• WHAT IS EXPECTED:
Give the listing again in full, exactly as written.
═════ GIVEN ENTRIES
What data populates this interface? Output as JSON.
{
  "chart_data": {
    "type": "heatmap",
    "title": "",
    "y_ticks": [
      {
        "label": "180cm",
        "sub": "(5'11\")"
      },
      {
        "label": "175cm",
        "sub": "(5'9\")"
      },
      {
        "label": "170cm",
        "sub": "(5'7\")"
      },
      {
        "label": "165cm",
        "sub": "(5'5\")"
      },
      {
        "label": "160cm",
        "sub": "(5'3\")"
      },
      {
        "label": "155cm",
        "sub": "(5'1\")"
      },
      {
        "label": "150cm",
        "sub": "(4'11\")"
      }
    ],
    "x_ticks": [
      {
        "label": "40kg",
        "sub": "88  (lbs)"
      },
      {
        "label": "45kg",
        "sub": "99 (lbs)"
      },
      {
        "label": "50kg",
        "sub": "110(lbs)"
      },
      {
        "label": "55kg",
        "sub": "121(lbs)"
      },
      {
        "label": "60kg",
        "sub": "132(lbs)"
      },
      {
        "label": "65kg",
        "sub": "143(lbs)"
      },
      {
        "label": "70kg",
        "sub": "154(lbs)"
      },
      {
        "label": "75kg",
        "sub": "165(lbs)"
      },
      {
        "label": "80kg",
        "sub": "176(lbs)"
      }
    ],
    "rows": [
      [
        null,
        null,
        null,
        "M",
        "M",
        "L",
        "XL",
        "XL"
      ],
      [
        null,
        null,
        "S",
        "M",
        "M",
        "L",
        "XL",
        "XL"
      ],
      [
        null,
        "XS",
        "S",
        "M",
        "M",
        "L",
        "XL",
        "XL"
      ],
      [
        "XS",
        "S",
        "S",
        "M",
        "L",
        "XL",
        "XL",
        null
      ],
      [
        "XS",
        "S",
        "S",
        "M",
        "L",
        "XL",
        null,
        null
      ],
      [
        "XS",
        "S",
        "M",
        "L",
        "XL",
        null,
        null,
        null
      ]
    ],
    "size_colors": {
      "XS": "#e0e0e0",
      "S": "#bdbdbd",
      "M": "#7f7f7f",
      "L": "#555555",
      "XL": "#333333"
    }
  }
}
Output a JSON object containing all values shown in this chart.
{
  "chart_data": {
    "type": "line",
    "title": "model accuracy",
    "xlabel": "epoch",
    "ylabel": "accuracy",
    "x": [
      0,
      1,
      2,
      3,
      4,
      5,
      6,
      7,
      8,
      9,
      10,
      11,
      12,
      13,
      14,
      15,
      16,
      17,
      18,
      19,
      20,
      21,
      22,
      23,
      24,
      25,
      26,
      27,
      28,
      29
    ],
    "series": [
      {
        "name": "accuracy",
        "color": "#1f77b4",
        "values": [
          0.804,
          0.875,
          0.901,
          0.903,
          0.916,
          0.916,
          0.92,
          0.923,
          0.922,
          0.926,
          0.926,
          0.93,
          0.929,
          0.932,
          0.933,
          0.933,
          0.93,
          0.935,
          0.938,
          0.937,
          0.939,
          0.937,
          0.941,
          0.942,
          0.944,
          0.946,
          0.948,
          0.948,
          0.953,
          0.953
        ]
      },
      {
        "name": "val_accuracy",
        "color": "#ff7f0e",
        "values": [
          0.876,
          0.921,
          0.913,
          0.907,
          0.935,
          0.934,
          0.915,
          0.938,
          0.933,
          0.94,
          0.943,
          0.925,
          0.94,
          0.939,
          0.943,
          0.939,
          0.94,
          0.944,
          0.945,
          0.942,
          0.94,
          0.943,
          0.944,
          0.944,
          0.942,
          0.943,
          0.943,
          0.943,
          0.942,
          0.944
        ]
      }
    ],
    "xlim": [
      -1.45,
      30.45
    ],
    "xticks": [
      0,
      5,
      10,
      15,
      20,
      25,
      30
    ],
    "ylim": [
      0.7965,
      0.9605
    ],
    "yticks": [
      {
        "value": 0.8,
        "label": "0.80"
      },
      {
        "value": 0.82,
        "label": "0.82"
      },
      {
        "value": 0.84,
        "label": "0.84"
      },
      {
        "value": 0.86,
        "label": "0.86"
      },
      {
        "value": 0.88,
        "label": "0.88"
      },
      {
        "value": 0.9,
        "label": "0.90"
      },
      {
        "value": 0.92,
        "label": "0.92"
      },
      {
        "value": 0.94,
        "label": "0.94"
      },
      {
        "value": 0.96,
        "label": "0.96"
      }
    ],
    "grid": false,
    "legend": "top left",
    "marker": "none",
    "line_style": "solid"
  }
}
══════════
• WRITTEN SOLUTION:
What data populates this interface? Output as JSON.
{
  "chart_data": {
    "type": "heatmap",
    "title": "",
    "y_ticks": [
      {
        "label": "180cm",
        "sub": "(5'11\")"
      },
      {
        "label": "175cm",
        "sub": "(5'9\")"
      },
      {
        "label": "170cm",
        "sub": "(5'7\")"
      },
      {
        "label": "165cm",
        "sub": "(5'5\")"
      },
      {
        "label": "160cm",
        "sub": "(5'3\")"
      },
      {
        "label": "155cm",
        "sub": "(5'1\")"
      },
      {
        "label": "150cm",
        "sub": "(4'11\")"
      }
    ],
    "x_ticks": [
      {
        "label": "40kg",
        "sub": "88  (lbs)"
      },
      {
        "label": "45kg",
        "sub": "99 (lbs)"
      },
      {
        "label": "50kg",
        "sub": "110(lbs)"
      },
      {
        "label": "55kg",
        "sub": "121(lbs)"
      },
      {
        "label": "60kg",
        "sub": "132(lbs)"
      },
      {
        "label": "65kg",
        "sub": "143(lbs)"
      },
      {
        "label": "70kg",
        "sub": "154(lbs)"
      },
      {
        "label": "75kg",
        "sub": "165(lbs)"
      },
      {
        "label": "80kg",
        "sub": "176(lbs)"
      }
    ],
    "rows": [
      [
        null,
        null,
        null,
        "M",
        "M",
        "L",
        "XL",
        "XL"
      ],
      [
        null,
        null,
        "S",
        "M",
        "M",
        "L",
        "XL",
        "XL"
      ],
      [
        null,
        "XS",
        "S",
        "M",
        "M",
        "L",
        "XL",
        "XL"
      ],
      [
        "XS",
        "S",
        "S",
        "M",
        "L",
        "XL",
        "XL",
        null
      ],
      [
        "XS",
        "S",
        "S",
        "M",
        "L",
        "XL",
        null,
        null
      ],
      [
        "XS",
        "S",
        "M",
        "L",
        "XL",
        null,
        null,
        null
      ]
    ],
    "size_colors": {
      "XS": "#e0e0e0",
      "S": "#bdbdbd",
      "M": "#7f7f7f",
      "L": "#555555",
      "XL": "#333333"
    }
  }
}
Output a JSON object containing all values shown in this chart.
{
  "chart_data": {
    "type": "line",
    "title": "model accuracy",
    "xlabel": "epoch",
    "ylabel": "accuracy",
    "x": [
      0,
      1,
      2,
      3,
      4,
      5,
      6,
      7,
      8,
      9,
      10,
      11,
      12,
      13,
      14,
      15,
      16,
      17,
      18,
      19,
      20,
      21,
      22,
      23,
      24,
      25,
      26,
      27,
      28,
      29
    ],
    "series": [
      {
        "name": "accuracy",
        "color": "#1f77b4",
        "values": [
          0.804,
          0.875,
          0.901,
          0.903,
          0.916,
          0.916,
          0.92,
          0.923,
          0.922,
          0.926,
          0.926,
          0.93,
          0.929,
          0.932,
          0.933,
          0.933,
          0.93,
          0.935,
          0.938,
          0.937,
          0.939,
          0.937,
          0.941,
          0.942,
          0.944,
          0.946,
          0.948,
          0.948,
          0.953,
          0.953
        ]
      },
      {
        "name": "val_accuracy",
        "color": "#ff7f0e",
        "values": [
          0.876,
          0.921,
          0.913,
          0.907,
          0.935,
          0.934,
          0.915,
          0.938,
          0.933,
          0.94,
          0.943,
          0.925,
          0.94,
          0.939,
          0.943,
          0.939,
          0.94,
          0.944,
          0.945,
          0.942,
          0.94,
          0.943,
          0.944,
          0.944,
          0.942,
          0.943,
          0.943,
          0.943,
          0.942,
          0.944
        ]
      }
    ],
    "xlim": [
      -1.45,
      30.45
    ],
    "xticks": [
      0,
      5,
      10,
      15,
      20,
      25,
      30
    ],
    "ylim": [
      0.7965,
      0.9605
    ],
    "yticks": [
      {
        "value": 0.8,
        "label": "0.80"
      },
      {
        "value": 0.82,
        "label": "0.82"
      },
      {
        "value": 0.84,
        "label": "0.84"
      },
      {
        "value": 0.86,
        "label": "0.86"
      },
      {
        "value": 0.88,
        "label": "0.88"
      },
      {
        "value": 0.9,
        "label": "0.90"
      },
      {
        "value": 0.92,
        "label": "0.92"
      },
      {
        "value": 0.94,
        "label": "0.94"
      },
      {
        "value": 0.96,
        "label": "0.96"
      }
    ],
    "grid": false,
    "legend": "top left",
    "marker": "none",
    "line_style": "solid"
  }
}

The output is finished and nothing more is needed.